● **Problem statement**:
Write out, unchanged, the stretch of items from the line containing "instant-on-label: Instant on" through the line containing "spin-up-icon[interactable]: ▲ [266, 205, 284, 216]", both of those lines included.

● **Source records**:
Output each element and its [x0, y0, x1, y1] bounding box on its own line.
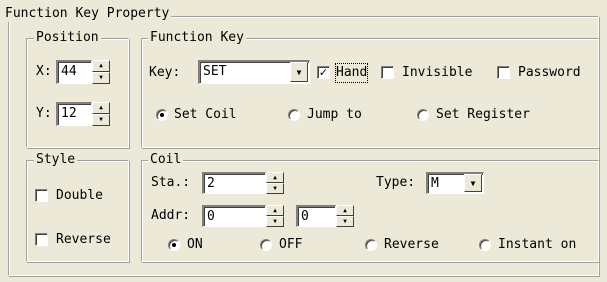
instant-on-label: Instant on [498, 237, 577, 252]
function-key-group [141, 38, 599, 148]
set-register-label: Set Register [436, 107, 530, 122]
spin-down-icon[interactable]: ▼ [92, 114, 110, 126]
set-coil-radio[interactable] [156, 109, 168, 121]
x-spinner[interactable]: ▲ ▼ [92, 60, 110, 84]
chevron-down-icon[interactable]: ▼ [464, 174, 482, 192]
spin-down-icon[interactable]: ▼ [266, 216, 284, 227]
addr-spinner-1[interactable]: ▲ ▼ [266, 205, 284, 227]
y-spinner[interactable]: ▲ ▼ [92, 102, 110, 126]
sta-label: Sta.: [151, 175, 191, 190]
sta-input[interactable]: 2 [202, 172, 266, 194]
jump-to-radio[interactable] [288, 109, 300, 121]
function-key-property-title: Function Key Property [3, 6, 172, 22]
invisible-label: Invisible [402, 65, 473, 80]
function-key-legend: Function Key [148, 30, 246, 46]
double-label: Double [56, 188, 103, 203]
type-label: Type: [376, 175, 416, 190]
off-label: OFF [279, 237, 303, 252]
hand-label: Hand [334, 63, 369, 83]
jump-to-label: Jump to [307, 107, 362, 122]
spin-up-icon[interactable]: ▲ [266, 205, 284, 216]
addr-input-1[interactable]: 0 [202, 205, 266, 227]
double-checkbox[interactable] [35, 189, 48, 202]
on-label: ON [187, 237, 203, 252]
x-input[interactable]: 44 [56, 60, 92, 84]
position-group [26, 38, 129, 148]
y-input[interactable]: 12 [56, 102, 92, 126]
set-register-radio[interactable] [417, 109, 429, 121]
password-checkbox[interactable] [497, 66, 510, 79]
set-coil-label: Set Coil [174, 107, 237, 122]
off-radio[interactable] [260, 239, 272, 251]
sta-spinner[interactable]: ▲ ▼ [266, 172, 284, 194]
reverse-radio-label: Reverse [384, 237, 439, 252]
chevron-down-icon[interactable]: ▼ [290, 62, 308, 82]
key-label: Key: [149, 65, 181, 80]
spin-down-icon[interactable]: ▼ [92, 72, 110, 84]
spin-down-icon[interactable]: ▼ [336, 216, 354, 227]
addr-input-2[interactable]: 0 [296, 205, 336, 227]
instant-on-radio[interactable] [479, 239, 491, 251]
password-label: Password [518, 65, 581, 80]
spin-down-icon[interactable]: ▼ [266, 183, 284, 194]
reverse-checkbox[interactable] [35, 233, 48, 246]
invisible-checkbox[interactable] [381, 66, 394, 79]
spin-up-icon[interactable]: ▲ [92, 102, 110, 114]
on-radio[interactable] [168, 239, 180, 251]
hand-checkbox[interactable]: ✓ [317, 66, 330, 79]
style-legend: Style [34, 152, 78, 168]
position-legend: Position [34, 30, 101, 46]
spin-up-icon[interactable]: ▲ [92, 60, 110, 72]
y-label: Y: [36, 106, 52, 121]
spin-up-icon[interactable]: ▲ [336, 205, 354, 216]
addr-spinner-2[interactable]: ▲ ▼ [336, 205, 354, 227]
addr-label: Addr: [151, 208, 191, 223]
reverse-label: Reverse [56, 232, 111, 247]
coil-legend: Coil [148, 152, 184, 168]
spin-up-icon[interactable]: ▲ [266, 172, 284, 183]
x-label: X: [36, 64, 52, 79]
reverse-radio[interactable] [365, 239, 377, 251]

● **Answer**:
instant-on-label: Instant on [498, 237, 577, 252]
function-key-group [141, 38, 599, 148]
set-register-label: Set Register [436, 107, 530, 122]
spin-down-icon[interactable]: ▼ [92, 114, 110, 126]
set-coil-radio[interactable] [156, 109, 168, 121]
x-spinner[interactable]: ▲ ▼ [92, 60, 110, 84]
chevron-down-icon[interactable]: ▼ [464, 174, 482, 192]
spin-down-icon[interactable]: ▼ [266, 216, 284, 227]
addr-spinner-1[interactable]: ▲ ▼ [266, 205, 284, 227]
y-spinner[interactable]: ▲ ▼ [92, 102, 110, 126]
sta-label: Sta.: [151, 175, 191, 190]
sta-input[interactable]: 2 [202, 172, 266, 194]
jump-to-radio[interactable] [288, 109, 300, 121]
function-key-property-title: Function Key Property [3, 6, 172, 22]
invisible-label: Invisible [402, 65, 473, 80]
function-key-legend: Function Key [148, 30, 246, 46]
double-label: Double [56, 188, 103, 203]
type-label: Type: [376, 175, 416, 190]
off-label: OFF [279, 237, 303, 252]
hand-label: Hand [334, 63, 369, 83]
jump-to-label: Jump to [307, 107, 362, 122]
spin-up-icon[interactable]: ▲ [266, 205, 284, 216]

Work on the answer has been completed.